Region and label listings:
*-*-*

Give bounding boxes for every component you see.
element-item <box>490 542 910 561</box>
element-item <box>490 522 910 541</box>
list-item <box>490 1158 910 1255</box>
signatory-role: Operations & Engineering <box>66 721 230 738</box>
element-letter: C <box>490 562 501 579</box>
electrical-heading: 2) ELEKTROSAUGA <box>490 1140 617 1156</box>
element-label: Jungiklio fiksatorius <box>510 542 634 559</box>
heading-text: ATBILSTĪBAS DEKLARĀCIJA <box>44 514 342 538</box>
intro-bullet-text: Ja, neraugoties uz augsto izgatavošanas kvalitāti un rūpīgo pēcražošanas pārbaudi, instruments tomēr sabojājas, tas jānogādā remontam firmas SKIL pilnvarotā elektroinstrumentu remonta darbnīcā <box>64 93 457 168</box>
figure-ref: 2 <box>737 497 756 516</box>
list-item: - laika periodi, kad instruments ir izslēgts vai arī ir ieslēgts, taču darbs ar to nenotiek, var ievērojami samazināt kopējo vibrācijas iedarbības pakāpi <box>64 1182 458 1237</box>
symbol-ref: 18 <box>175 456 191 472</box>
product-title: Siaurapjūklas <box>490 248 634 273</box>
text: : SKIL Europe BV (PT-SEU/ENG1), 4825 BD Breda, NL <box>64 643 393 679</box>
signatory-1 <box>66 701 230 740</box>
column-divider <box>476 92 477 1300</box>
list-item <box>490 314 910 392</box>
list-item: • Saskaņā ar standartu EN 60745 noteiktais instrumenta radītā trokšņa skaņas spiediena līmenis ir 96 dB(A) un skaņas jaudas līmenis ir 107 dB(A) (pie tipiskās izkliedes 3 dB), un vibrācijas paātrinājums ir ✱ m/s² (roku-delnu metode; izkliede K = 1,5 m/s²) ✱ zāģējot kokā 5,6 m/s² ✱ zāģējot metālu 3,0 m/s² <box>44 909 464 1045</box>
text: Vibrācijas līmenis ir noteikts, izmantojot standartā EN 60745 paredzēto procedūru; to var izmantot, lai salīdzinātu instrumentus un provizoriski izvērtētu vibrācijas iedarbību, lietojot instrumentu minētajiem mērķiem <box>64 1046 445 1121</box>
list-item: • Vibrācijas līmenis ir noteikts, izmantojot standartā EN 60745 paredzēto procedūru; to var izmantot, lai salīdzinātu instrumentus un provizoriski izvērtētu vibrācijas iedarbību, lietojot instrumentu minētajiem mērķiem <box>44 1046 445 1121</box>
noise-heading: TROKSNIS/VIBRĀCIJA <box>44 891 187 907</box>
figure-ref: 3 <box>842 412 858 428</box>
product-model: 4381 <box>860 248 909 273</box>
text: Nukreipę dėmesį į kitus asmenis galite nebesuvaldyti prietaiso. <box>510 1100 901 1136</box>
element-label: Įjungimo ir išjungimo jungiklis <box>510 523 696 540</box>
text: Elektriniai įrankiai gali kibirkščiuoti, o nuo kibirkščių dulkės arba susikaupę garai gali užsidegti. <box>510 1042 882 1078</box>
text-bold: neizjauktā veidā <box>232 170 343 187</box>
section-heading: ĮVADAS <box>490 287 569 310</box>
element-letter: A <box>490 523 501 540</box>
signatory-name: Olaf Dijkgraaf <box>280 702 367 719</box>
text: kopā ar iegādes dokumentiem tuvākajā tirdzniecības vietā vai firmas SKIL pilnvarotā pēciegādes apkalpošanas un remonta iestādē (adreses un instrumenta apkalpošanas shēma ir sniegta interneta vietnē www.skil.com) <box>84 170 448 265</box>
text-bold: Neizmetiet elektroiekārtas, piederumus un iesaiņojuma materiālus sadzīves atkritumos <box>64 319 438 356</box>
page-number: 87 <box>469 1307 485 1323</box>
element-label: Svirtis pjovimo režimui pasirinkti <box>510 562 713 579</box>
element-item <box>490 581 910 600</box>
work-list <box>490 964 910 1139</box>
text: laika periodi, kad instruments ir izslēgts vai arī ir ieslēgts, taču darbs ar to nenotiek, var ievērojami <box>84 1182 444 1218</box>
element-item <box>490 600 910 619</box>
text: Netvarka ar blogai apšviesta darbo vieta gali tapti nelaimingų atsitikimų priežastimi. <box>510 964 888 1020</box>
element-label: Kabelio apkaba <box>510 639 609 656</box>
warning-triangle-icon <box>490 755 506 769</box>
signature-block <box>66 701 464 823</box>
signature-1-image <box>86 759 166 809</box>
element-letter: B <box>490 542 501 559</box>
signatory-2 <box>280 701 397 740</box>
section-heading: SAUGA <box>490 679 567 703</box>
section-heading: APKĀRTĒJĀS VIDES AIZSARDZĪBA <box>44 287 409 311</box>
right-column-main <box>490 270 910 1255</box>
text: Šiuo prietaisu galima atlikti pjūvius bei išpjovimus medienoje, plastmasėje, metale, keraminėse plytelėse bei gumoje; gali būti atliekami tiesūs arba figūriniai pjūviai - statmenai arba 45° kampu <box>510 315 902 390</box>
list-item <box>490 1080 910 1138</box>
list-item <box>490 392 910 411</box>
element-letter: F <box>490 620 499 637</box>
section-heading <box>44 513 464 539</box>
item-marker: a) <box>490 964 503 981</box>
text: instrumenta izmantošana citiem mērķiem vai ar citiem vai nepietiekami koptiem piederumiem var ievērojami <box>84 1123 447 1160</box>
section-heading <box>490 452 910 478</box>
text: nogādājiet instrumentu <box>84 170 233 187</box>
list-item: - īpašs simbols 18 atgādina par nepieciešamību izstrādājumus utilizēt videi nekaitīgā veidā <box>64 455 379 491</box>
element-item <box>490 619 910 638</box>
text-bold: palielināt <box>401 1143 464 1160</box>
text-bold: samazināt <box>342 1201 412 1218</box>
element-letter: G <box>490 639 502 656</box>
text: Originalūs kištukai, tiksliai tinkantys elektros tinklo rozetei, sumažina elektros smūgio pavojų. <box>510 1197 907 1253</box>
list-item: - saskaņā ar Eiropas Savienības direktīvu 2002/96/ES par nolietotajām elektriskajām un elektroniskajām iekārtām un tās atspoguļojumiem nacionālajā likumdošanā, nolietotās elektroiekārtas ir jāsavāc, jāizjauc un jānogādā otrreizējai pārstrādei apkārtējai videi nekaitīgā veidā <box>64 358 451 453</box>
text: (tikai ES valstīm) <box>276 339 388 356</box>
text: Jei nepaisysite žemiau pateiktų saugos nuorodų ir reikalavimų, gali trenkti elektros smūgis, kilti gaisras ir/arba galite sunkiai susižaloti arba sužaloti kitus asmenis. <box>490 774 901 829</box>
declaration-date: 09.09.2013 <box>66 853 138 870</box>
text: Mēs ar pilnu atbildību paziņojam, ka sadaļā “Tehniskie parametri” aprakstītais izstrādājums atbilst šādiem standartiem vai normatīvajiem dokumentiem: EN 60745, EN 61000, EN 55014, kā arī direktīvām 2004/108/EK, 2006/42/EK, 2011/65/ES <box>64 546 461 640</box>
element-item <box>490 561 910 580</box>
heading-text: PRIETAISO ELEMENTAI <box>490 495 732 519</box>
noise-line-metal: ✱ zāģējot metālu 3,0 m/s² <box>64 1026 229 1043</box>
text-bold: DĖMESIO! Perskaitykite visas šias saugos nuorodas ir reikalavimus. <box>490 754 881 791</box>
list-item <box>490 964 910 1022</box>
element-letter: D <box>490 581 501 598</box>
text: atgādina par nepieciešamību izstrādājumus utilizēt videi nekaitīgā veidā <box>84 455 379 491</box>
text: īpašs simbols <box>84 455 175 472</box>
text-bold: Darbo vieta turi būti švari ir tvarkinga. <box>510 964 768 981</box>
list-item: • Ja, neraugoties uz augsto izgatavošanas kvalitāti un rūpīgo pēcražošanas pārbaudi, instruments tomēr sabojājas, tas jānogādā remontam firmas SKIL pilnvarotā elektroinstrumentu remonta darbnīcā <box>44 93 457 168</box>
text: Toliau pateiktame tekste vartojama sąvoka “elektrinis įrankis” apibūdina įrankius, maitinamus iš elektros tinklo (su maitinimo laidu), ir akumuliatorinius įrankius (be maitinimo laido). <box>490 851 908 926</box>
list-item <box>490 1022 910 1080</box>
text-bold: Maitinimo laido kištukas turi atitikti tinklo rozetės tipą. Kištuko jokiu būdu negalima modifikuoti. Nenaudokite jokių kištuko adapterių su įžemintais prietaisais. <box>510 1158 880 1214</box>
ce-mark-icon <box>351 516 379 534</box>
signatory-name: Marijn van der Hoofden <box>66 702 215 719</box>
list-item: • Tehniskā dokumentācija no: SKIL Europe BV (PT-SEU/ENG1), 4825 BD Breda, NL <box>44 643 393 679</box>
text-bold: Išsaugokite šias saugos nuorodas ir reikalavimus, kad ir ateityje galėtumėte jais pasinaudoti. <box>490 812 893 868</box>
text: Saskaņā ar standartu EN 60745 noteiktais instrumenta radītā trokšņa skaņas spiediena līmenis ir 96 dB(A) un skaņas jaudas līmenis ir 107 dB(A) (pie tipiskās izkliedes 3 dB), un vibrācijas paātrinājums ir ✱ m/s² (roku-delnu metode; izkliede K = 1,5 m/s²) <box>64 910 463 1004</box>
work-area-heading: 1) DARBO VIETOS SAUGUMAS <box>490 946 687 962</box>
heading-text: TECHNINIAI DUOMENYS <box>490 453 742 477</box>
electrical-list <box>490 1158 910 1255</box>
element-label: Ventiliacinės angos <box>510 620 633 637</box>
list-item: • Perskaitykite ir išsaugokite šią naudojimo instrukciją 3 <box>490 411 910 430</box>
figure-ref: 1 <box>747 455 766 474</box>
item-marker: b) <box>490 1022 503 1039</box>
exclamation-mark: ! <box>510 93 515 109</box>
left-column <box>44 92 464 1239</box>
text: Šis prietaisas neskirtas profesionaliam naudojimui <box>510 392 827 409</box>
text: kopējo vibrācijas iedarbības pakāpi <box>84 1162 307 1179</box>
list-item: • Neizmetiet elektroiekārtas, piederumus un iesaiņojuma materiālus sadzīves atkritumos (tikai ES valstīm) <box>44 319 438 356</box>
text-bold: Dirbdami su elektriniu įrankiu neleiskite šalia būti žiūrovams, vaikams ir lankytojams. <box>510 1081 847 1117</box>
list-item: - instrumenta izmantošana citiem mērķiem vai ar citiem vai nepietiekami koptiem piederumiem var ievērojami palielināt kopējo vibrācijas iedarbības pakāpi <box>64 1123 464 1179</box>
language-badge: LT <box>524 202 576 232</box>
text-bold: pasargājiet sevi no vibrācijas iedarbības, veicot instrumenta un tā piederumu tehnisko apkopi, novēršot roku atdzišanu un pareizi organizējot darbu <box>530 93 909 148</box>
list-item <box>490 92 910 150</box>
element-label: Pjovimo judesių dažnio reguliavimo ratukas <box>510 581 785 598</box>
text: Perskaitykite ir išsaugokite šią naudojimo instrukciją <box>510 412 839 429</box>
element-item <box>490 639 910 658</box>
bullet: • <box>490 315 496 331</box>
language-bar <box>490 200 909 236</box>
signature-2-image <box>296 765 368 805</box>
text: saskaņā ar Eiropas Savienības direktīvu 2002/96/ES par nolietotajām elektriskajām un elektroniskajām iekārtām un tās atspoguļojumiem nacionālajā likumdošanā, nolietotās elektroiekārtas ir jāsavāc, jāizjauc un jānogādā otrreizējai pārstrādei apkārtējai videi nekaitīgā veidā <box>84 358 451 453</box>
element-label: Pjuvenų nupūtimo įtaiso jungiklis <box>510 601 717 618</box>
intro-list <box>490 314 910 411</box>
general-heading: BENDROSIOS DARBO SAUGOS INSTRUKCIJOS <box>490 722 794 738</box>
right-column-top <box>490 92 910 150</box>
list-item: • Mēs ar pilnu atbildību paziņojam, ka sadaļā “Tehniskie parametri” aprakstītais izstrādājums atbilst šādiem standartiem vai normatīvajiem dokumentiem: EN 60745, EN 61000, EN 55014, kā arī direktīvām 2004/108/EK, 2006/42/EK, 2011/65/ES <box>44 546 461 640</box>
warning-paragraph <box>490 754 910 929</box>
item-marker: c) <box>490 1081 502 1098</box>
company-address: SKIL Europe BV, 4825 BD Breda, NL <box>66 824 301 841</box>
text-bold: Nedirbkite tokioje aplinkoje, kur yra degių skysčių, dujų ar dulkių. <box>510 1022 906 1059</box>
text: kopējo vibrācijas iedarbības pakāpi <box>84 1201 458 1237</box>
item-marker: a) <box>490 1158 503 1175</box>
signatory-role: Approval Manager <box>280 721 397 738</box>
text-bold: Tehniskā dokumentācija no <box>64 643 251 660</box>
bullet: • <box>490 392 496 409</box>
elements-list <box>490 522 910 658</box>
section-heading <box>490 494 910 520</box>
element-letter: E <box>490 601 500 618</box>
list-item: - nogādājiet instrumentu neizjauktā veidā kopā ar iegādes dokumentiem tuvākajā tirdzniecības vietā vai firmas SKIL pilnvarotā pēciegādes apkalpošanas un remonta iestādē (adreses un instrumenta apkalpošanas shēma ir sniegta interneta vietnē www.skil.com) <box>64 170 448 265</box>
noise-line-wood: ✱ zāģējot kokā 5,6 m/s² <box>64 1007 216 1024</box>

*-*-*

Task description — Could you turn everything from the start of the listing down to the line containing "list-item: • Vibrācijas" into a Markdown table with the columns Row and Line, leaving out any blank lines?

Task result —
| Row | Line |
|---|---|
| 1 | Give bounding boxes for every component you see. |
| 2 | element-item <box>490 542 910 561</box> |
| 3 | element-item <box>490 522 910 541</box> |
| 4 | list-item <box>490 1158 910 1255</box> |
| 5 | signatory-role: Operations & Engineering <box>66 721 230 738</box> |
| 6 | element-letter: C <box>490 562 501 579</box> |
| 7 | electrical-heading: 2) ELEKTROSAUGA <box>490 1140 617 1156</box> |
| 8 | element-label: Jungiklio fiksatorius <box>510 542 634 559</box> |
| 9 | heading-text: ATBILSTĪBAS DEKLARĀCIJA <box>44 514 342 538</box> |
| 10 | intro-bullet-text: Ja, neraugoties uz augsto izgatavošanas kvalitāti un rūpīgo pēcražošanas pārbaudi, instruments tomēr sabojājas, tas jānogādā remontam firmas SKIL pilnvarotā elektroinstrumentu remonta darbnīcā <box>64 93 457 168</box> |
| 11 | figure-ref: 2 <box>737 497 756 516</box> |
| 12 | list-item: - laika periodi, kad instruments ir izslēgts vai arī ir ieslēgts, taču darbs ar to nenotiek, var ievērojami samazināt kopējo vibrācijas iedarbības pakāpi <box>64 1182 458 1237</box> |
| 13 | symbol-ref: 18 <box>175 456 191 472</box> |
| 14 | product-title: Siaurapjūklas <box>490 248 634 273</box> |
| 15 | text: : SKIL Europe BV (PT-SEU/ENG1), 4825 BD Breda, NL <box>64 643 393 679</box> |
| 16 | signatory-1 <box>66 701 230 740</box> |
| 17 | column-divider <box>476 92 477 1300</box> |
| 18 | list-item <box>490 314 910 392</box> |
| 19 | list-item: • Saskaņā ar standartu EN 60745 noteiktais instrumenta radītā trokšņa skaņas spiediena līmenis ir 96 dB(A) un skaņas jaudas līmenis ir 107 dB(A) (pie tipiskās izkliedes 3 dB), un vibrācijas paātrinājums ir ✱ m/s² (roku-delnu metode; izkliede K = 1,5 m/s²) ✱ zāģējot kokā 5,6 m/s² ✱ zāģējot metālu 3,0 m/s² <box>44 909 464 1045</box> |
| 20 | text: Vibrācijas līmenis ir noteikts, izmantojot standartā EN 60745 paredzēto procedūru; to var izmantot, lai salīdzinātu instrumentus un provizoriski izvērtētu vibrācijas iedarbību, lietojot instrumentu minētajiem mērķiem <box>64 1046 445 1121</box> |
| 21 | list-item: • Vibrācijas līmenis ir noteikts, izmantojot standartā EN 60745 paredzēto procedūru; to var izmantot, lai salīdzinātu instrumentus un provizoriski izvērtētu vibrācijas iedarbību, lietojot instrumentu minētajiem mērķiem <box>44 1046 445 1121</box> |